Work to do: From the listing that follows, output everything exactly except the pictures.

§ §

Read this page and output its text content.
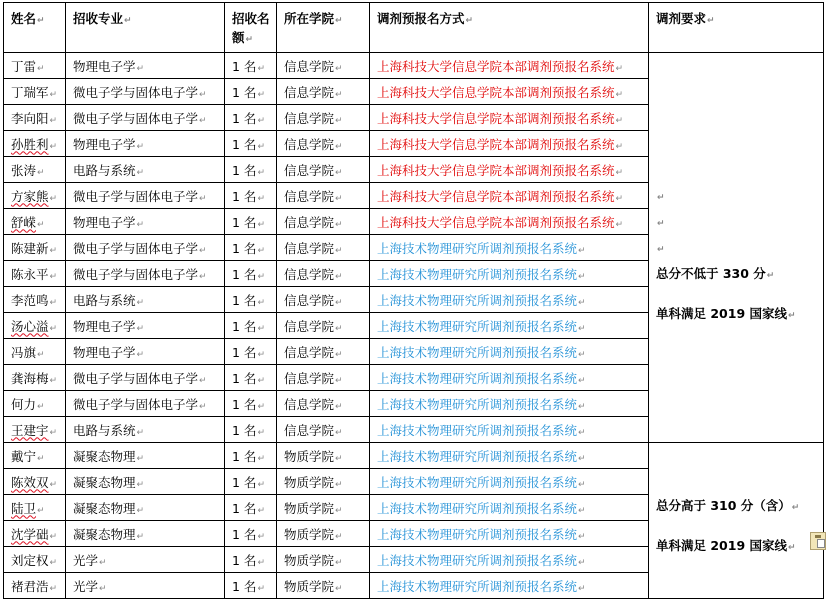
姓名↵	招收专业↵	招收名额↵	所在学院↵	调剂预报名方式↵	调剂要求↵
丁雷↵	物理电子学↵	1 名↵	信息学院↵	上海科技大学信息学院本部调剂预报名系统↵	↵
↵
↵
总分不低于 330 分↵
单科满足 2019 国家线↵

丁瑞军↵	微电子学与固体电子学↵	1 名↵	信息学院↵	上海科技大学信息学院本部调剂预报名系统↵	
李向阳↵	微电子学与固体电子学↵	1 名↵	信息学院↵	上海科技大学信息学院本部调剂预报名系统↵	
孙胜利↵	物理电子学↵	1 名↵	信息学院↵	上海科技大学信息学院本部调剂预报名系统↵	
张涛↵	电路与系统↵	1 名↵	信息学院↵	上海科技大学信息学院本部调剂预报名系统↵	
方家熊↵	微电子学与固体电子学↵	1 名↵	信息学院↵	上海科技大学信息学院本部调剂预报名系统↵	
舒嵘↵	物理电子学↵	1 名↵	信息学院↵	上海科技大学信息学院本部调剂预报名系统↵	
陈建新↵	微电子学与固体电子学↵	1 名↵	信息学院↵	上海技术物理研究所调剂预报名系统↵	
陈永平↵	微电子学与固体电子学↵	1 名↵	信息学院↵	上海技术物理研究所调剂预报名系统↵	
李范鸣↵	电路与系统↵	1 名↵	信息学院↵	上海技术物理研究所调剂预报名系统↵	
汤心溢↵	物理电子学↵	1 名↵	信息学院↵	上海技术物理研究所调剂预报名系统↵	
冯旗↵	物理电子学↵	1 名↵	信息学院↵	上海技术物理研究所调剂预报名系统↵	
龚海梅↵	微电子学与固体电子学↵	1 名↵	信息学院↵	上海技术物理研究所调剂预报名系统↵	
何力↵	微电子学与固体电子学↵	1 名↵	信息学院↵	上海技术物理研究所调剂预报名系统↵	
王建宇↵	电路与系统↵	1 名↵	信息学院↵	上海技术物理研究所调剂预报名系统↵	
戴宁↵	凝聚态物理↵	1 名↵	物质学院↵	上海技术物理研究所调剂预报名系统↵	总分高于 310 分（含）↵
单科满足 2019 国家线↵

陈效双↵	凝聚态物理↵	1 名↵	物质学院↵	上海技术物理研究所调剂预报名系统↵	
陆卫↵	凝聚态物理↵	1 名↵	物质学院↵	上海技术物理研究所调剂预报名系统↵	
沈学础↵	凝聚态物理↵	1 名↵	物质学院↵	上海技术物理研究所调剂预报名系统↵	
刘定权↵	光学↵	1 名↵	物质学院↵	上海技术物理研究所调剂预报名系统↵	
褚君浩↵	光学↵	1 名↵	物质学院↵	上海技术物理研究所调剂预报名系统↵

§ §

Reply:
Read this page and output its text content.
姓名↵	招收专业↵	招收名额↵	所在学院↵	调剂预报名方式↵	调剂要求↵
丁雷↵	物理电子学↵	1 名↵	信息学院↵	上海科技大学信息学院本部调剂预报名系统↵	↵
↵
↵
总分不低于 330 分↵
单科满足 2019 国家线↵

丁瑞军↵	微电子学与固体电子学↵	1 名↵	信息学院↵	上海科技大学信息学院本部调剂预报名系统↵	
李向阳↵	微电子学与固体电子学↵	1 名↵	信息学院↵	上海科技大学信息学院本部调剂预报名系统↵	
孙胜利↵	物理电子学↵	1 名↵	信息学院↵	上海科技大学信息学院本部调剂预报名系统↵	
张涛↵	电路与系统↵	1 名↵	信息学院↵	上海科技大学信息学院本部调剂预报名系统↵	
方家熊↵	微电子学与固体电子学↵	1 名↵	信息学院↵	上海科技大学信息学院本部调剂预报名系统↵	
舒嵘↵	物理电子学↵	1 名↵	信息学院↵	上海科技大学信息学院本部调剂预报名系统↵	
陈建新↵	微电子学与固体电子学↵	1 名↵	信息学院↵	上海技术物理研究所调剂预报名系统↵	
陈永平↵	微电子学与固体电子学↵	1 名↵	信息学院↵	上海技术物理研究所调剂预报名系统↵	
李范鸣↵	电路与系统↵	1 名↵	信息学院↵	上海技术物理研究所调剂预报名系统↵	
汤心溢↵	物理电子学↵	1 名↵	信息学院↵	上海技术物理研究所调剂预报名系统↵	
冯旗↵	物理电子学↵	1 名↵	信息学院↵	上海技术物理研究所调剂预报名系统↵	
龚海梅↵	微电子学与固体电子学↵	1 名↵	信息学院↵	上海技术物理研究所调剂预报名系统↵	
何力↵	微电子学与固体电子学↵	1 名↵	信息学院↵	上海技术物理研究所调剂预报名系统↵	
王建宇↵	电路与系统↵	1 名↵	信息学院↵	上海技术物理研究所调剂预报名系统↵	
戴宁↵	凝聚态物理↵	1 名↵	物质学院↵	上海技术物理研究所调剂预报名系统↵	总分高于 310 分（含）↵
单科满足 2019 国家线↵

陈效双↵	凝聚态物理↵	1 名↵	物质学院↵	上海技术物理研究所调剂预报名系统↵	
陆卫↵	凝聚态物理↵	1 名↵	物质学院↵	上海技术物理研究所调剂预报名系统↵	
沈学础↵	凝聚态物理↵	1 名↵	物质学院↵	上海技术物理研究所调剂预报名系统↵	
刘定权↵	光学↵	1 名↵	物质学院↵	上海技术物理研究所调剂预报名系统↵	
褚君浩↵	光学↵	1 名↵	物质学院↵	上海技术物理研究所调剂预报名系统↵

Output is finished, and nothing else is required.